Retype the records below word for word and omit any image.

[Items listed in a dataset]

· · · · ·

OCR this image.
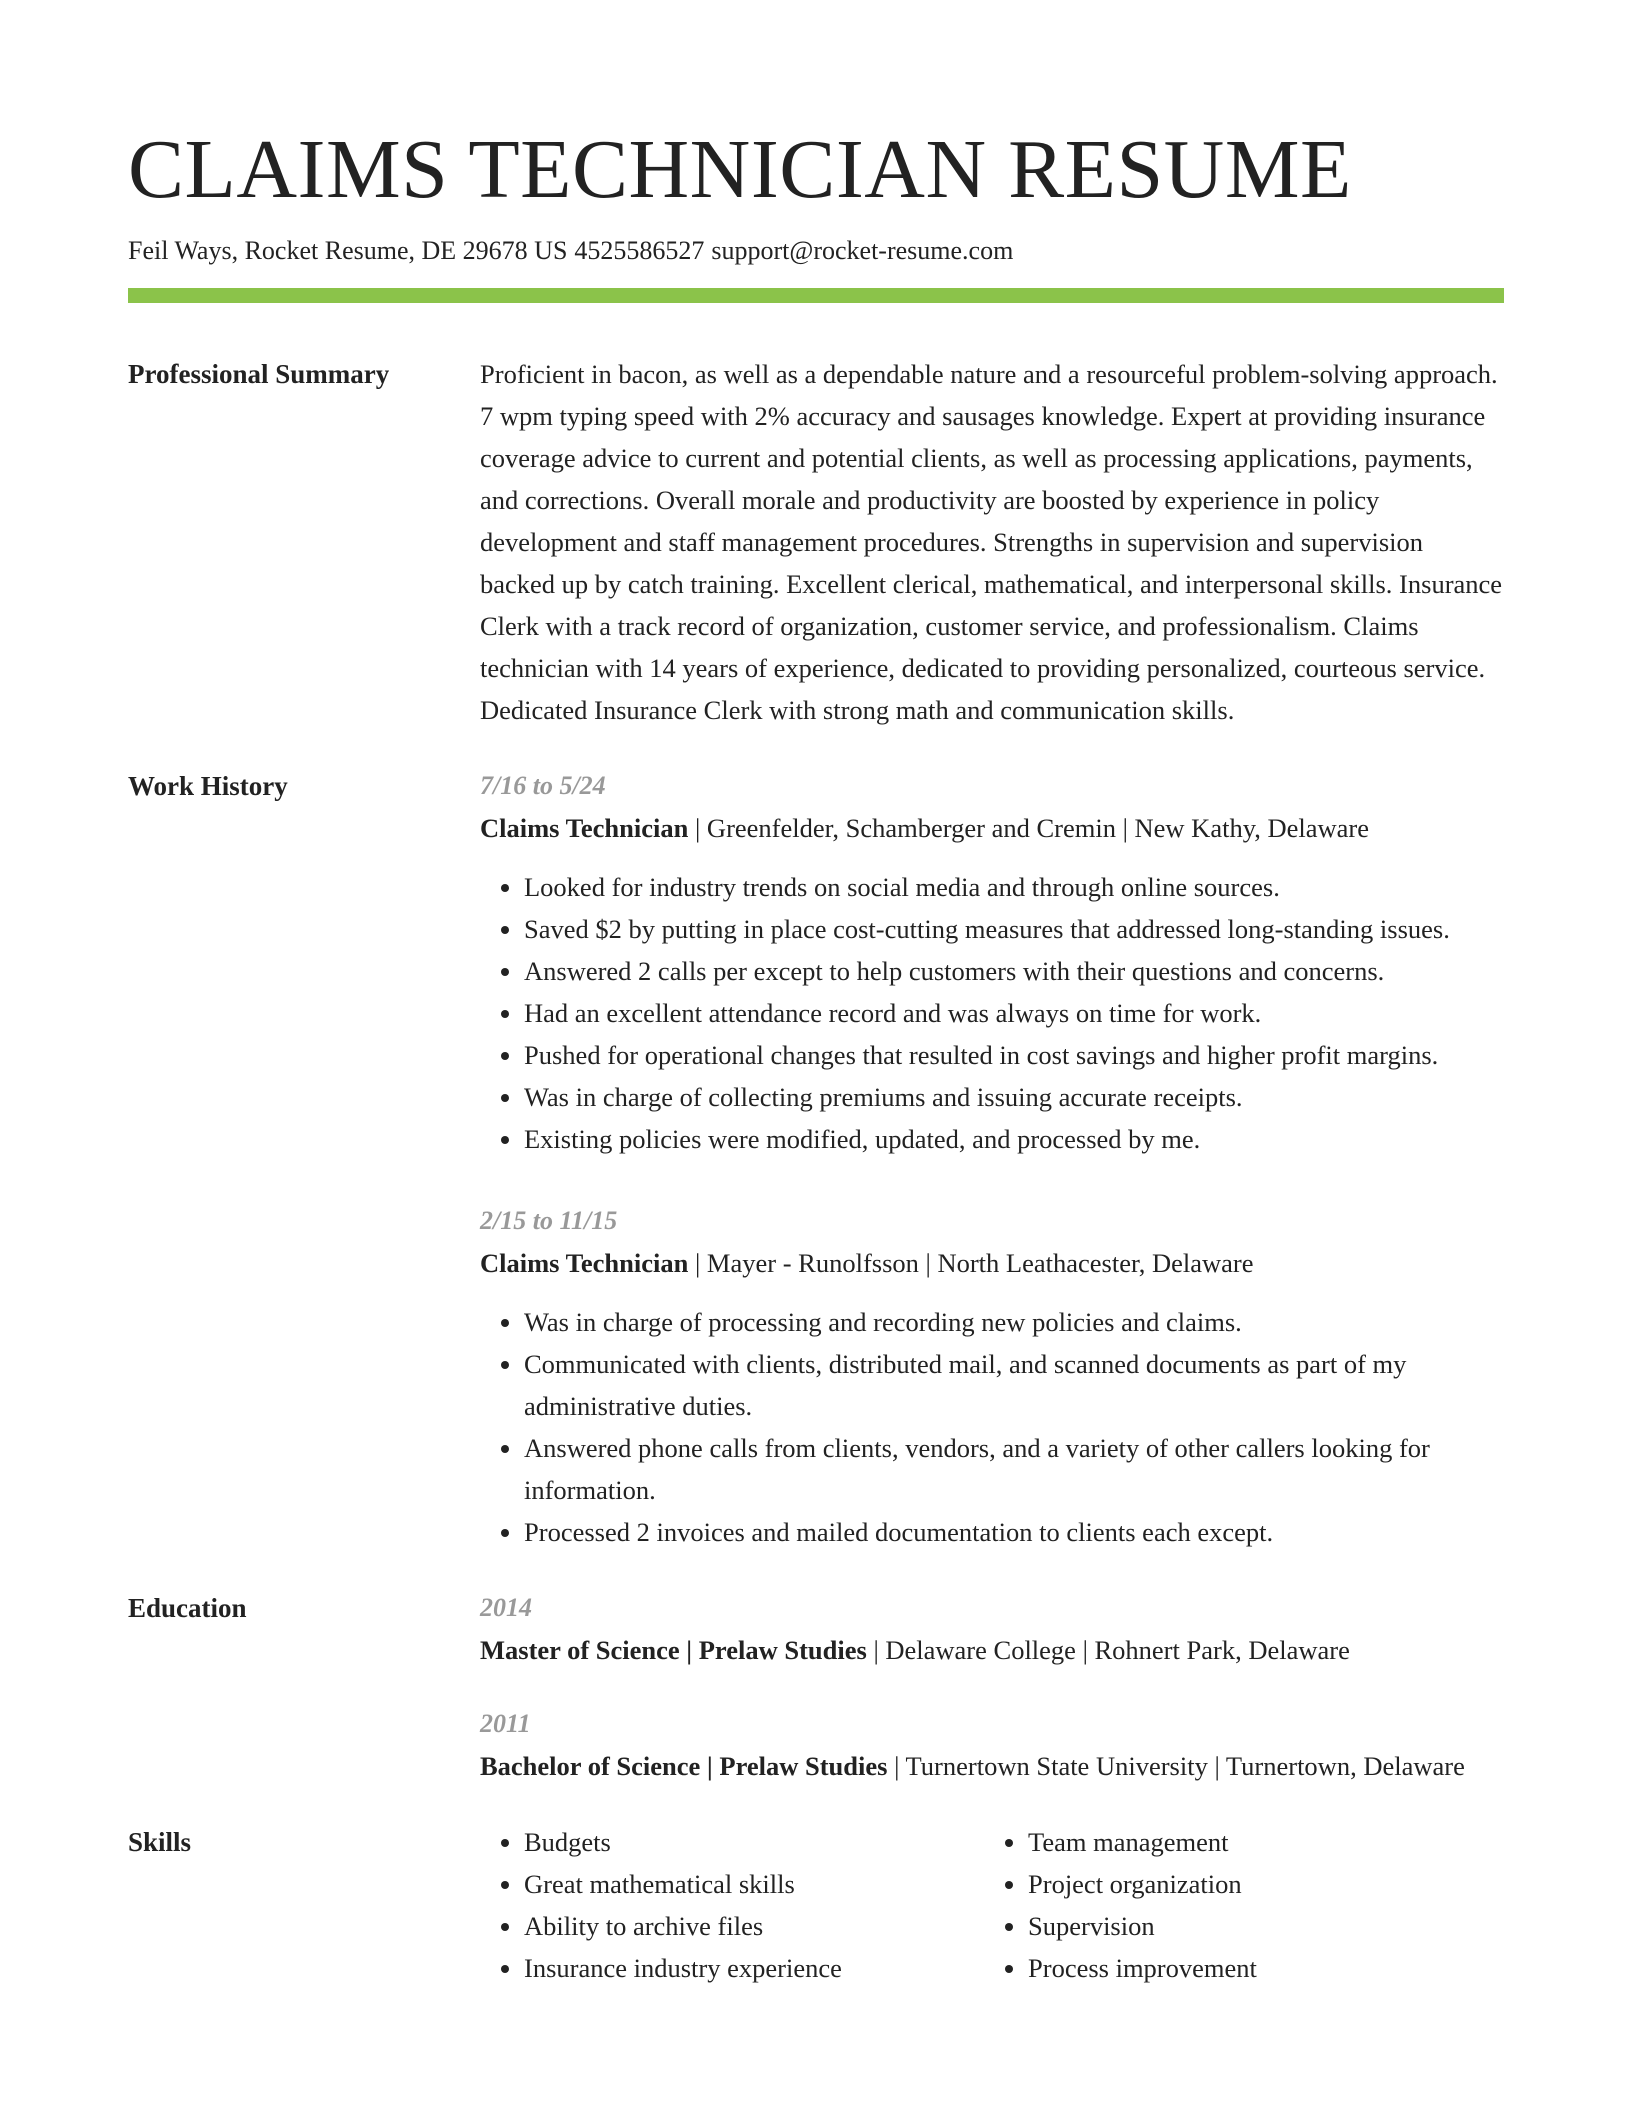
CLAIMS TECHNICIAN RESUME
Feil Ways, Rocket Resume, DE 29678 US 4525586527 support@rocket-resume.com
Professional Summary	Proficient in bacon, as well as a dependable nature and a resourceful problem-solving approach. 7 wpm typing speed with 2% accuracy and sausages knowledge. Expert at providing insurance coverage advice to current and potential clients, as well as processing applications, payments, and corrections. Overall morale and productivity are boosted by experience in policy development and staff management procedures. Strengths in supervision and supervision backed up by catch training. Excellent clerical, mathematical, and interpersonal skills. Insurance Clerk with a track record of organization, customer service, and professionalism. Claims technician with 14 years of experience, dedicated to providing personalized, courteous service. Dedicated Insurance Clerk with strong math and communication skills.
Work History	7/16 to 5/24
Claims Technician | Greenfelder, Schamberger and Cremin | New Kathy, Delaware
• Looked for industry trends on social media and through online sources.
• Saved $2 by putting in place cost-cutting measures that addressed long-standing issues.
• Answered 2 calls per except to help customers with their questions and concerns.
• Had an excellent attendance record and was always on time for work.
• Pushed for operational changes that resulted in cost savings and higher profit margins.
• Was in charge of collecting premiums and issuing accurate receipts.
• Existing policies were modified, updated, and processed by me.
2/15 to 11/15
Claims Technician | Mayer - Runolfsson | North Leathacester, Delaware
• Was in charge of processing and recording new policies and claims.
• Communicated with clients, distributed mail, and scanned documents as part of my administrative duties.
• Answered phone calls from clients, vendors, and a variety of other callers looking for information.
• Processed 2 invoices and mailed documentation to clients each except.
Education	2014
Master of Science | Prelaw Studies | Delaware College | Rohnert Park, Delaware
2011
Bachelor of Science | Prelaw Studies | Turnertown State University | Turnertown, Delaware
Skills
•	Budgets
• Great mathematical skills
• Ability to archive files
• Insurance industry experience
• Team management
• Project organization
• Supervision
• Process improvement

· · · · ·

[Exercise output]
OCR this image.
CLAIMS TECHNICIAN RESUME
Feil Ways, Rocket Resume, DE 29678 US 4525586527 support@rocket-resume.com
Professional Summary	Proficient in bacon, as well as a dependable nature and a resourceful problem-solving approach. 7 wpm typing speed with 2% accuracy and sausages knowledge. Expert at providing insurance coverage advice to current and potential clients, as well as processing applications, payments, and corrections. Overall morale and productivity are boosted by experience in policy development and staff management procedures. Strengths in supervision and supervision backed up by catch training. Excellent clerical, mathematical, and interpersonal skills. Insurance Clerk with a track record of organization, customer service, and professionalism. Claims technician with 14 years of experience, dedicated to providing personalized, courteous service. Dedicated Insurance Clerk with strong math and communication skills.
Work History	7/16 to 5/24
Claims Technician | Greenfelder, Schamberger and Cremin | New Kathy, Delaware
• Looked for industry trends on social media and through online sources.
• Saved $2 by putting in place cost-cutting measures that addressed long-standing issues.
• Answered 2 calls per except to help customers with their questions and concerns.
• Had an excellent attendance record and was always on time for work.
• Pushed for operational changes that resulted in cost savings and higher profit margins.
• Was in charge of collecting premiums and issuing accurate receipts.
• Existing policies were modified, updated, and processed by me.
2/15 to 11/15
Claims Technician | Mayer - Runolfsson | North Leathacester, Delaware
• Was in charge of processing and recording new policies and claims.
• Communicated with clients, distributed mail, and scanned documents as part of my administrative duties.
• Answered phone calls from clients, vendors, and a variety of other callers looking for information.
• Processed 2 invoices and mailed documentation to clients each except.
Education	2014
Master of Science | Prelaw Studies | Delaware College | Rohnert Park, Delaware
2011
Bachelor of Science | Prelaw Studies | Turnertown State University | Turnertown, Delaware
Skills
•	Budgets
• Great mathematical skills
• Ability to archive files
• Insurance industry experience
• Team management
• Project organization
• Supervision
• Process improvement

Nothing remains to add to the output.